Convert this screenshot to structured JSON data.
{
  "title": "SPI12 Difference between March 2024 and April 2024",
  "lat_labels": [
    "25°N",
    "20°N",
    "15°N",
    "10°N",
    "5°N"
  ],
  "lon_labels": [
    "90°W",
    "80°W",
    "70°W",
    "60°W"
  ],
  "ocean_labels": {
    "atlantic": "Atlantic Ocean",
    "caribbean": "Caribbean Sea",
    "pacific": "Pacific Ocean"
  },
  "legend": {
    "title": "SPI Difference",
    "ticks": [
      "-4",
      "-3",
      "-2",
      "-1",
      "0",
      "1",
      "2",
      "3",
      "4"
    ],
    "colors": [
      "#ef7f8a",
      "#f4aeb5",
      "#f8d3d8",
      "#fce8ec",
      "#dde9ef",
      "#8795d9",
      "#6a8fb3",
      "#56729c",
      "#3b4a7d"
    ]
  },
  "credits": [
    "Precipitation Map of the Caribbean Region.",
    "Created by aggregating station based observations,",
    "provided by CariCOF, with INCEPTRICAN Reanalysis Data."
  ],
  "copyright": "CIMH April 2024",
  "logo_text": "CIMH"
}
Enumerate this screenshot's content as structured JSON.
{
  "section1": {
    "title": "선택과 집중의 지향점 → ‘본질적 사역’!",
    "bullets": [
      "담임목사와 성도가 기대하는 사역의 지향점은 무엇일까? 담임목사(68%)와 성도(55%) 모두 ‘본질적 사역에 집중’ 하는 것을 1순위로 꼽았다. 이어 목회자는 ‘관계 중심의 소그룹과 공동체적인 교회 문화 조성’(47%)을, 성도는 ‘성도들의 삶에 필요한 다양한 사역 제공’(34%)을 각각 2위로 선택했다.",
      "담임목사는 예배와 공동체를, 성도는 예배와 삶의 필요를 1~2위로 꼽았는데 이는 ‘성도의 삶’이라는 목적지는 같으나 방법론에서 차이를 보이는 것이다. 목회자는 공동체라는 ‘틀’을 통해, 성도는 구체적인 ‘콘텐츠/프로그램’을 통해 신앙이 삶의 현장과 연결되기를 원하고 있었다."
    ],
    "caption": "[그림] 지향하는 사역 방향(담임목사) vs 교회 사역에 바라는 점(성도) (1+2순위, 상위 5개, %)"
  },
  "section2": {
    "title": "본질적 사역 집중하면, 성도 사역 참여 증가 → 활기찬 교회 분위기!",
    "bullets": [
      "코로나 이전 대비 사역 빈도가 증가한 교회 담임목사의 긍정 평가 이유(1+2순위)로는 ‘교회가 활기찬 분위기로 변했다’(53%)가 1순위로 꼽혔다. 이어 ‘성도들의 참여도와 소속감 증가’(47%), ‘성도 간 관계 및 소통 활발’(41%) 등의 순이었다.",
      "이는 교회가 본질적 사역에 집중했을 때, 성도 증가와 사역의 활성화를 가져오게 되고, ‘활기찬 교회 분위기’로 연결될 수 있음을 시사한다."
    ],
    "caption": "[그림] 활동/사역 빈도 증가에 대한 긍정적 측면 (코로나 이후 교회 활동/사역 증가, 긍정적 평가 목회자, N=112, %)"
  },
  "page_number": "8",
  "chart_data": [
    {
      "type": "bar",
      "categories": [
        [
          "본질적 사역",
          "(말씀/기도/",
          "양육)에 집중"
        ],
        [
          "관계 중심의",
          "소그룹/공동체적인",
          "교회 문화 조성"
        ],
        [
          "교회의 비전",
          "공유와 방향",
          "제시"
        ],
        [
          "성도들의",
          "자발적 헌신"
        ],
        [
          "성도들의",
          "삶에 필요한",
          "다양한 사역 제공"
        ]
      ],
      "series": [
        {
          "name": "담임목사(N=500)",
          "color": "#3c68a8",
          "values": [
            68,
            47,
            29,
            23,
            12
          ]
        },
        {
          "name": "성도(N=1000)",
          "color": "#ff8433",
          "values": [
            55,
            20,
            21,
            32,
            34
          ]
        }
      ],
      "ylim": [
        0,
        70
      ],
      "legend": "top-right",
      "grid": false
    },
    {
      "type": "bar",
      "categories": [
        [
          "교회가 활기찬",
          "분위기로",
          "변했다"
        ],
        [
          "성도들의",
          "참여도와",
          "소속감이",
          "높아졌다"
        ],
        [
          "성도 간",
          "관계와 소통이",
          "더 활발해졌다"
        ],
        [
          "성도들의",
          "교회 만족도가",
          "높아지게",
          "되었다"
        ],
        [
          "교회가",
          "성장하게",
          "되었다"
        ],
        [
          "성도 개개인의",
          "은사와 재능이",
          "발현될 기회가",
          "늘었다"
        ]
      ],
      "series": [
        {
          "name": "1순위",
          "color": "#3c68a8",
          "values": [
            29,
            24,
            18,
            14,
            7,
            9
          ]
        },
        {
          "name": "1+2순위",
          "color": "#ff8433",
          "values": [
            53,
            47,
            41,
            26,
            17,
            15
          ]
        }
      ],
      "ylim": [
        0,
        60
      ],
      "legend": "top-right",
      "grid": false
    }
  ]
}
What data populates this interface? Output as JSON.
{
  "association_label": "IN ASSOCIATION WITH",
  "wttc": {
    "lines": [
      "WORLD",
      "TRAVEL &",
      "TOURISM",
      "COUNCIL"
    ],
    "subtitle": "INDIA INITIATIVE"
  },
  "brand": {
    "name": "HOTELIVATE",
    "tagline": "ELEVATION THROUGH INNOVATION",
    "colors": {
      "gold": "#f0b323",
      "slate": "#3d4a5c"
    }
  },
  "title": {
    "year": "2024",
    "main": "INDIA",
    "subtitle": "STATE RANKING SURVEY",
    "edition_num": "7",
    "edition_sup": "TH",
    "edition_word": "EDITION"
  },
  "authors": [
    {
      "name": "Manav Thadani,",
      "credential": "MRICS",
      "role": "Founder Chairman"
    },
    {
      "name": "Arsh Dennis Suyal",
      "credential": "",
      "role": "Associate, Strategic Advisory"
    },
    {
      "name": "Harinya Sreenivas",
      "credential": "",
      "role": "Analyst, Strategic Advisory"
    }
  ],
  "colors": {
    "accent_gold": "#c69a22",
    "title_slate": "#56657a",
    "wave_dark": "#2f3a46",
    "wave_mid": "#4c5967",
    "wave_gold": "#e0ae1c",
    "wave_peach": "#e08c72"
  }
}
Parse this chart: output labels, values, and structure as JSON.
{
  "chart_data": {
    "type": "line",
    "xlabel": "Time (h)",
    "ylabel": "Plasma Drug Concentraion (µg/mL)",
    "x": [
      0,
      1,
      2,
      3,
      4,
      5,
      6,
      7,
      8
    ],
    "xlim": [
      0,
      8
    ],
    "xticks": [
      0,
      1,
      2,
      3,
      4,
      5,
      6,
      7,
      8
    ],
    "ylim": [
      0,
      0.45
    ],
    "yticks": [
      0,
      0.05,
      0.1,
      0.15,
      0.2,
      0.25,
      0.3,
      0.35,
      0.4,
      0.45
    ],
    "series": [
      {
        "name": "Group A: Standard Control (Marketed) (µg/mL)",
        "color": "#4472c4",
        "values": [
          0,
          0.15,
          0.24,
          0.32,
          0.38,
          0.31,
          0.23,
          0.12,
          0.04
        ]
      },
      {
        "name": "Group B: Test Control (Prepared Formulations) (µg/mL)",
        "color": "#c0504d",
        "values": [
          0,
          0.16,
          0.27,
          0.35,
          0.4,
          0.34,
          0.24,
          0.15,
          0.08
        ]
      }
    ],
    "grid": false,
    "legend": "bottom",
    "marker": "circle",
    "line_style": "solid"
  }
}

════

■ Aim ■
Each line of the material should be duplicated exactly, please.

■ Solved problem ■
Convert this screenshot to structured JSON data.
{
  "title": "SPI12 Difference between March 2024 and April 2024",
  "lat_labels": [
    "25°N",
    "20°N",
    "15°N",
    "10°N",
    "5°N"
  ],
  "lon_labels": [
    "90°W",
    "80°W",
    "70°W",
    "60°W"
  ],
  "ocean_labels": {
    "atlantic": "Atlantic Ocean",
    "caribbean": "Caribbean Sea",
    "pacific": "Pacific Ocean"
  },
  "legend": {
    "title": "SPI Difference",
    "ticks": [
      "-4",
      "-3",
      "-2",
      "-1",
      "0",
      "1",
      "2",
      "3",
      "4"
    ],
    "colors": [
      "#ef7f8a",
      "#f4aeb5",
      "#f8d3d8",
      "#fce8ec",
      "#dde9ef",
      "#8795d9",
      "#6a8fb3",
      "#56729c",
      "#3b4a7d"
    ]
  },
  "credits": [
    "Precipitation Map of the Caribbean Region.",
    "Created by aggregating station based observations,",
    "provided by CariCOF, with INCEPTRICAN Reanalysis Data."
  ],
  "copyright": "CIMH April 2024",
  "logo_text": "CIMH"
}
Enumerate this screenshot's content as structured JSON.
{
  "section1": {
    "title": "선택과 집중의 지향점 → ‘본질적 사역’!",
    "bullets": [
      "담임목사와 성도가 기대하는 사역의 지향점은 무엇일까? 담임목사(68%)와 성도(55%) 모두 ‘본질적 사역에 집중’ 하는 것을 1순위로 꼽았다. 이어 목회자는 ‘관계 중심의 소그룹과 공동체적인 교회 문화 조성’(47%)을, 성도는 ‘성도들의 삶에 필요한 다양한 사역 제공’(34%)을 각각 2위로 선택했다.",
      "담임목사는 예배와 공동체를, 성도는 예배와 삶의 필요를 1~2위로 꼽았는데 이는 ‘성도의 삶’이라는 목적지는 같으나 방법론에서 차이를 보이는 것이다. 목회자는 공동체라는 ‘틀’을 통해, 성도는 구체적인 ‘콘텐츠/프로그램’을 통해 신앙이 삶의 현장과 연결되기를 원하고 있었다."
    ],
    "caption": "[그림] 지향하는 사역 방향(담임목사) vs 교회 사역에 바라는 점(성도) (1+2순위, 상위 5개, %)"
  },
  "section2": {
    "title": "본질적 사역 집중하면, 성도 사역 참여 증가 → 활기찬 교회 분위기!",
    "bullets": [
      "코로나 이전 대비 사역 빈도가 증가한 교회 담임목사의 긍정 평가 이유(1+2순위)로는 ‘교회가 활기찬 분위기로 변했다’(53%)가 1순위로 꼽혔다. 이어 ‘성도들의 참여도와 소속감 증가’(47%), ‘성도 간 관계 및 소통 활발’(41%) 등의 순이었다.",
      "이는 교회가 본질적 사역에 집중했을 때, 성도 증가와 사역의 활성화를 가져오게 되고, ‘활기찬 교회 분위기’로 연결될 수 있음을 시사한다."
    ],
    "caption": "[그림] 활동/사역 빈도 증가에 대한 긍정적 측면 (코로나 이후 교회 활동/사역 증가, 긍정적 평가 목회자, N=112, %)"
  },
  "page_number": "8",
  "chart_data": [
    {
      "type": "bar",
      "categories": [
        [
          "본질적 사역",
          "(말씀/기도/",
          "양육)에 집중"
        ],
        [
          "관계 중심의",
          "소그룹/공동체적인",
          "교회 문화 조성"
        ],
        [
          "교회의 비전",
          "공유와 방향",
          "제시"
        ],
        [
          "성도들의",
          "자발적 헌신"
        ],
        [
          "성도들의",
          "삶에 필요한",
          "다양한 사역 제공"
        ]
      ],
      "series": [
        {
          "name": "담임목사(N=500)",
          "color": "#3c68a8",
          "values": [
            68,
            47,
            29,
            23,
            12
          ]
        },
        {
          "name": "성도(N=1000)",
          "color": "#ff8433",
          "values": [
            55,
            20,
            21,
            32,
            34
          ]
        }
      ],
      "ylim": [
        0,
        70
      ],
      "legend": "top-right",
      "grid": false
    },
    {
      "type": "bar",
      "categories": [
        [
          "교회가 활기찬",
          "분위기로",
          "변했다"
        ],
        [
          "성도들의",
          "참여도와",
          "소속감이",
          "높아졌다"
        ],
        [
          "성도 간",
          "관계와 소통이",
          "더 활발해졌다"
        ],
        [
          "성도들의",
          "교회 만족도가",
          "높아지게",
          "되었다"
        ],
        [
          "교회가",
          "성장하게",
          "되었다"
        ],
        [
          "성도 개개인의",
          "은사와 재능이",
          "발현될 기회가",
          "늘었다"
        ]
      ],
      "series": [
        {
          "name": "1순위",
          "color": "#3c68a8",
          "values": [
            29,
            24,
            18,
            14,
            7,
            9
          ]
        },
        {
          "name": "1+2순위",
          "color": "#ff8433",
          "values": [
            53,
            47,
            41,
            26,
            17,
            15
          ]
        }
      ],
      "ylim": [
        0,
        60
      ],
      "legend": "top-right",
      "grid": false
    }
  ]
}
What data populates this interface? Output as JSON.
{
  "association_label": "IN ASSOCIATION WITH",
  "wttc": {
    "lines": [
      "WORLD",
      "TRAVEL &",
      "TOURISM",
      "COUNCIL"
    ],
    "subtitle": "INDIA INITIATIVE"
  },
  "brand": {
    "name": "HOTELIVATE",
    "tagline": "ELEVATION THROUGH INNOVATION",
    "colors": {
      "gold": "#f0b323",
      "slate": "#3d4a5c"
    }
  },
  "title": {
    "year": "2024",
    "main": "INDIA",
    "subtitle": "STATE RANKING SURVEY",
    "edition_num": "7",
    "edition_sup": "TH",
    "edition_word": "EDITION"
  },
  "authors": [
    {
      "name": "Manav Thadani,",
      "credential": "MRICS",
      "role": "Founder Chairman"
    },
    {
      "name": "Arsh Dennis Suyal",
      "credential": "",
      "role": "Associate, Strategic Advisory"
    },
    {
      "name": "Harinya Sreenivas",
      "credential": "",
      "role": "Analyst, Strategic Advisory"
    }
  ],
  "colors": {
    "accent_gold": "#c69a22",
    "title_slate": "#56657a",
    "wave_dark": "#2f3a46",
    "wave_mid": "#4c5967",
    "wave_gold": "#e0ae1c",
    "wave_peach": "#e08c72"
  }
}
Parse this chart: output labels, values, and structure as JSON.
{
  "chart_data": {
    "type": "line",
    "xlabel": "Time (h)",
    "ylabel": "Plasma Drug Concentraion (µg/mL)",
    "x": [
      0,
      1,
      2,
      3,
      4,
      5,
      6,
      7,
      8
    ],
    "xlim": [
      0,
      8
    ],
    "xticks": [
      0,
      1,
      2,
      3,
      4,
      5,
      6,
      7,
      8
    ],
    "ylim": [
      0,
      0.45
    ],
    "yticks": [
      0,
      0.05,
      0.1,
      0.15,
      0.2,
      0.25,
      0.3,
      0.35,
      0.4,
      0.45
    ],
    "series": [
      {
        "name": "Group A: Standard Control (Marketed) (µg/mL)",
        "color": "#4472c4",
        "values": [
          0,
          0.15,
          0.24,
          0.32,
          0.38,
          0.31,
          0.23,
          0.12,
          0.04
        ]
      },
      {
        "name": "Group B: Test Control (Prepared Formulations) (µg/mL)",
        "color": "#c0504d",
        "values": [
          0,
          0.16,
          0.27,
          0.35,
          0.4,
          0.34,
          0.24,
          0.15,
          0.08
        ]
      }
    ],
    "grid": false,
    "legend": "bottom",
    "marker": "circle",
    "line_style": "solid"
  }
}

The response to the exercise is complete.